There is a lot of potential for optimisation here. The initial case distinctions are unnecessary, and the definition of the auxiliary function could easily be written in a single line with some logical connectives. Also, remember the Meta-Master Tobias Nipkow told you: never write if b == True!
A nice and much more streamlined version of the same basic approach can be found in the following 32-token solution by Jonas Jürß:
quadRes n a = find n where find i = i >= 0 && (i*i `mod` n == a `mod` n || find (i-1))
He does not have any unnecessary case distinctions and inlined the equivMod function. Moreover, he only used material that was covered in the first week of the lecture. The MC approves, but unfortunately this straightforward approach is not enough to land a spot among the Top 30 even in the very first week.
All the Top 30 students made use of lists one way or another. The obvious way was to use the list comprehensions introduced in the second week of the lecture. Here is one representative 24-token solution for this approach by Anton Baumann, which earned him a well-deserved 17th place:
quadRes n a = or [x^2 `mod` n == a `mod` n | x <- [0 .. n]]
Note that he cleverly checked candidates from 0 to n (as opposed to 0 to n - 1 as suggested on the exercise sheet). It doesn't hurt (because n ≡ 0 (mod n)) and it saves two tokens. With minor adjustments – such as using the elem function that returns whether a given value occurs in a list or not – one can save another token (solution by Marco Zielbauer):
quadRes n a = a `mod` n `elem` [x^2 `mod` n | x <- [0 .. n]]
A couple of students noticed that [0..n] is in fact just syntactic sugar for enumFromTo 0 n, which can, in some cases, save a few more tokens; cf. e.g. the following 22-token solution by Almo Sutedjo:
quadRes n q = or [x^2 `mod` n == mod q n| x <- enumFromTo 0 n]
Combining these two tricks, Simon Stieger found a 21-token solution, which is almost identical to the one the MC had found:
quadRes n a = a `mod` n `elem` [x*x `mod` n | x <- enumFromTo 1 n]
The nice thing about this solution is that it does not really use anything that was not covered in the lecture (other than perhaps the use of enumFromTo function).

* Description of the task: Rewrite the paragraph of the article that begins "He does not have any unnecessary case distinctions" as a short bulleted list that keeps its main facts. The data after this point comes from a different source.

* Data excerpt:
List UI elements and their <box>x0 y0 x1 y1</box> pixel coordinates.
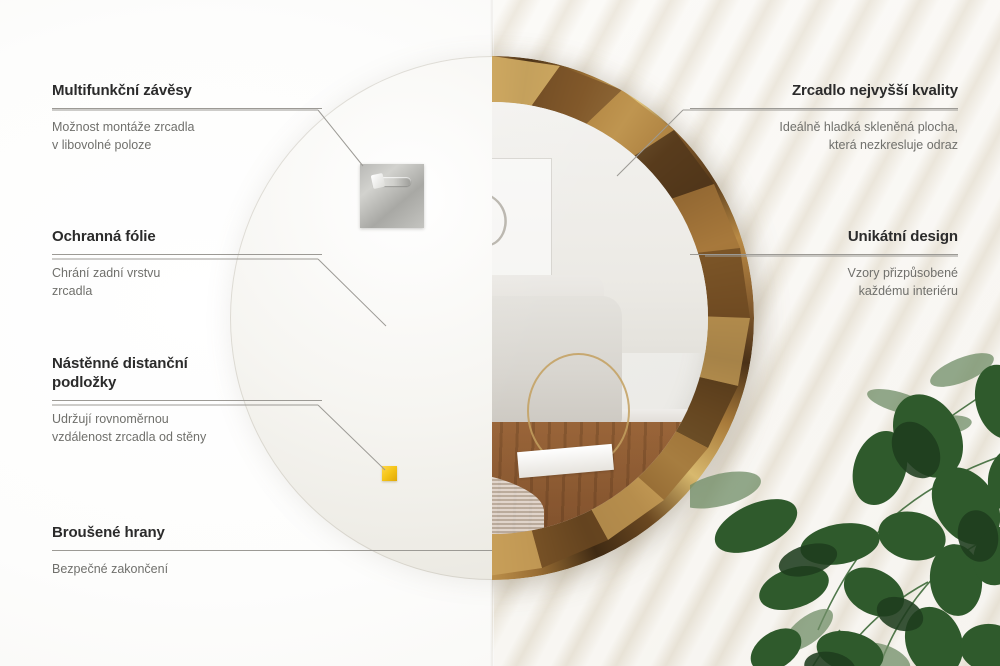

* Result of this task:
- It has no unnecessary case distinctions, and the equivMod function is inlined.
- It uses only material covered in the first week of the lecture.
- The MC approves of it.
- This straightforward approach still isn't enough to reach the Top 30, even in the very first week.